=== DATA EXTRACT ===

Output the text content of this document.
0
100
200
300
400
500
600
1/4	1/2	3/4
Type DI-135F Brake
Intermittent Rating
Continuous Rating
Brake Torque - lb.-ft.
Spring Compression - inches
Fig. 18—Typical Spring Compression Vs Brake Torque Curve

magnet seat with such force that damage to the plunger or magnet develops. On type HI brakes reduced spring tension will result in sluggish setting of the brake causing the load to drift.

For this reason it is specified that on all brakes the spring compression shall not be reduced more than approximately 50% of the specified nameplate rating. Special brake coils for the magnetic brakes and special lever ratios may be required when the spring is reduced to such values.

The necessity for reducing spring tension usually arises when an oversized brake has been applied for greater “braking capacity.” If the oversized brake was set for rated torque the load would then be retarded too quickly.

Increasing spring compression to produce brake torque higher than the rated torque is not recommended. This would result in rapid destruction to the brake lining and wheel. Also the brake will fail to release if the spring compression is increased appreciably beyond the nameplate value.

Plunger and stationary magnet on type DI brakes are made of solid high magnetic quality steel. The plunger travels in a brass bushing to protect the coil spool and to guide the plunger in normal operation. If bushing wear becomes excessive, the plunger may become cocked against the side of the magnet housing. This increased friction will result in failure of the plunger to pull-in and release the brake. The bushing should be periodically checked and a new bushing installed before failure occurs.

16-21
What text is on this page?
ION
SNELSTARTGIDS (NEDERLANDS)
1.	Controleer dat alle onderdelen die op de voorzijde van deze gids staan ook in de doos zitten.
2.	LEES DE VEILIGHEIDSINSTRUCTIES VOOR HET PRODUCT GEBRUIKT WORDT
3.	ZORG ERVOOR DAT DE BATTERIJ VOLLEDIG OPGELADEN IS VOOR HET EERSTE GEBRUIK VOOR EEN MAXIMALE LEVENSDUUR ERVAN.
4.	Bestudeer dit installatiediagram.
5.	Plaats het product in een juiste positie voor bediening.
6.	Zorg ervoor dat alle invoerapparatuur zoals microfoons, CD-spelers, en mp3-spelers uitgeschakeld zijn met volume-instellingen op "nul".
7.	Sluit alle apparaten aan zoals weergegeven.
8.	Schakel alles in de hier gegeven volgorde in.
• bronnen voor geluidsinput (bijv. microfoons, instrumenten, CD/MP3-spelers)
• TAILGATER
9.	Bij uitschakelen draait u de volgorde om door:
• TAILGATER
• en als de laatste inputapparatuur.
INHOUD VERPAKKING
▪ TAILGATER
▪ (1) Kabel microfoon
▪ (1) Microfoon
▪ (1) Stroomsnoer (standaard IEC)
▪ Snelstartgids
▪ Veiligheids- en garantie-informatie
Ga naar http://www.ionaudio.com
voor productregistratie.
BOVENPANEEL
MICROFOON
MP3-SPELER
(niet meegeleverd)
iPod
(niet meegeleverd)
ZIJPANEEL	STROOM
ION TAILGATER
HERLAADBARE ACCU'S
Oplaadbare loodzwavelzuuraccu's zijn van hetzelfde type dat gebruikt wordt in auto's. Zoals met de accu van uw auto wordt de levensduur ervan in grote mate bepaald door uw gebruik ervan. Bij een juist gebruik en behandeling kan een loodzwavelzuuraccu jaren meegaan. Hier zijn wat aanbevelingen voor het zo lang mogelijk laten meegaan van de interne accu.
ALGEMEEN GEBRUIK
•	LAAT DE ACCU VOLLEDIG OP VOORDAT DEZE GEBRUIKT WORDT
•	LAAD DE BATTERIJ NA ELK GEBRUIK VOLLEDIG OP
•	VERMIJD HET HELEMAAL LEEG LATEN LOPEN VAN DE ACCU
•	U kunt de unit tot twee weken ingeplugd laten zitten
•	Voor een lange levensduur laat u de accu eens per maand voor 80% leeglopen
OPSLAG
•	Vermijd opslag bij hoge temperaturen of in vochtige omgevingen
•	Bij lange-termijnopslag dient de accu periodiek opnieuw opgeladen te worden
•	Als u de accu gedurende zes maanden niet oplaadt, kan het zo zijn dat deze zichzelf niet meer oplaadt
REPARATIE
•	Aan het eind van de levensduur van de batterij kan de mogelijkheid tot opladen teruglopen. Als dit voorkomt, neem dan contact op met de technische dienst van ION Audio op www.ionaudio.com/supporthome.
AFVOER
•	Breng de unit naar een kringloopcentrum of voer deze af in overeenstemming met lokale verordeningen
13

===

WHAT IS ASKED – Set down all of the data above, word for word.

WRITTEN ANSWER –
Output the text content of this document.
0
100
200
300
400
500
600
1/4	1/2	3/4
Type DI-135F Brake
Intermittent Rating
Continuous Rating
Brake Torque - lb.-ft.
Spring Compression - inches
Fig. 18—Typical Spring Compression Vs Brake Torque Curve

magnet seat with such force that damage to the plunger or magnet develops. On type HI brakes reduced spring tension will result in sluggish setting of the brake causing the load to drift.

For this reason it is specified that on all brakes the spring compression shall not be reduced more than approximately 50% of the specified nameplate rating. Special brake coils for the magnetic brakes and special lever ratios may be required when the spring is reduced to such values.

The necessity for reducing spring tension usually arises when an oversized brake has been applied for greater “braking capacity.” If the oversized brake was set for rated torque the load would then be retarded too quickly.

Increasing spring compression to produce brake torque higher than the rated torque is not recommended. This would result in rapid destruction to the brake lining and wheel. Also the brake will fail to release if the spring compression is increased appreciably beyond the nameplate value.

Plunger and stationary magnet on type DI brakes are made of solid high magnetic quality steel. The plunger travels in a brass bushing to protect the coil spool and to guide the plunger in normal operation. If bushing wear becomes excessive, the plunger may become cocked against the side of the magnet housing. This increased friction will result in failure of the plunger to pull-in and release the brake. The bushing should be periodically checked and a new bushing installed before failure occurs.

16-21
What text is on this page?
ION
SNELSTARTGIDS (NEDERLANDS)
1.	Controleer dat alle onderdelen die op de voorzijde van deze gids staan ook in de doos zitten.
2.	LEES DE VEILIGHEIDSINSTRUCTIES VOOR HET PRODUCT GEBRUIKT WORDT
3.	ZORG ERVOOR DAT DE BATTERIJ VOLLEDIG OPGELADEN IS VOOR HET EERSTE GEBRUIK VOOR EEN MAXIMALE LEVENSDUUR ERVAN.
4.	Bestudeer dit installatiediagram.
5.	Plaats het product in een juiste positie voor bediening.
6.	Zorg ervoor dat alle invoerapparatuur zoals microfoons, CD-spelers, en mp3-spelers uitgeschakeld zijn met volume-instellingen op "nul".
7.	Sluit alle apparaten aan zoals weergegeven.
8.	Schakel alles in de hier gegeven volgorde in.
• bronnen voor geluidsinput (bijv. microfoons, instrumenten, CD/MP3-spelers)
• TAILGATER
9.	Bij uitschakelen draait u de volgorde om door:
• TAILGATER
• en als de laatste inputapparatuur.
INHOUD VERPAKKING
▪ TAILGATER
▪ (1) Kabel microfoon
▪ (1) Microfoon
▪ (1) Stroomsnoer (standaard IEC)
▪ Snelstartgids
▪ Veiligheids- en garantie-informatie
Ga naar http://www.ionaudio.com
voor productregistratie.
BOVENPANEEL
MICROFOON
MP3-SPELER
(niet meegeleverd)
iPod
(niet meegeleverd)
ZIJPANEEL	STROOM
ION TAILGATER
HERLAADBARE ACCU'S
Oplaadbare loodzwavelzuuraccu's zijn van hetzelfde type dat gebruikt wordt in auto's. Zoals met de accu van uw auto wordt de levensduur ervan in grote mate bepaald door uw gebruik ervan. Bij een juist gebruik en behandeling kan een loodzwavelzuuraccu jaren meegaan. Hier zijn wat aanbevelingen voor het zo lang mogelijk laten meegaan van de interne accu.
ALGEMEEN GEBRUIK
•	LAAT DE ACCU VOLLEDIG OP VOORDAT DEZE GEBRUIKT WORDT
•	LAAD DE BATTERIJ NA ELK GEBRUIK VOLLEDIG OP
•	VERMIJD HET HELEMAAL LEEG LATEN LOPEN VAN DE ACCU
•	U kunt de unit tot twee weken ingeplugd laten zitten
•	Voor een lange levensduur laat u de accu eens per maand voor 80% leeglopen
OPSLAG
•	Vermijd opslag bij hoge temperaturen of in vochtige omgevingen
•	Bij lange-termijnopslag dient de accu periodiek opnieuw opgeladen te worden
•	Als u de accu gedurende zes maanden niet oplaadt, kan het zo zijn dat deze zichzelf niet meer oplaadt
REPARATIE
•	Aan het eind van de levensduur van de batterij kan de mogelijkheid tot opladen teruglopen. Als dit voorkomt, neem dan contact op met de technische dienst van ION Audio op www.ionaudio.com/supporthome.
AFVOER
•	Breng de unit naar een kringloopcentrum of voer deze af in overeenstemming met lokale verordeningen
13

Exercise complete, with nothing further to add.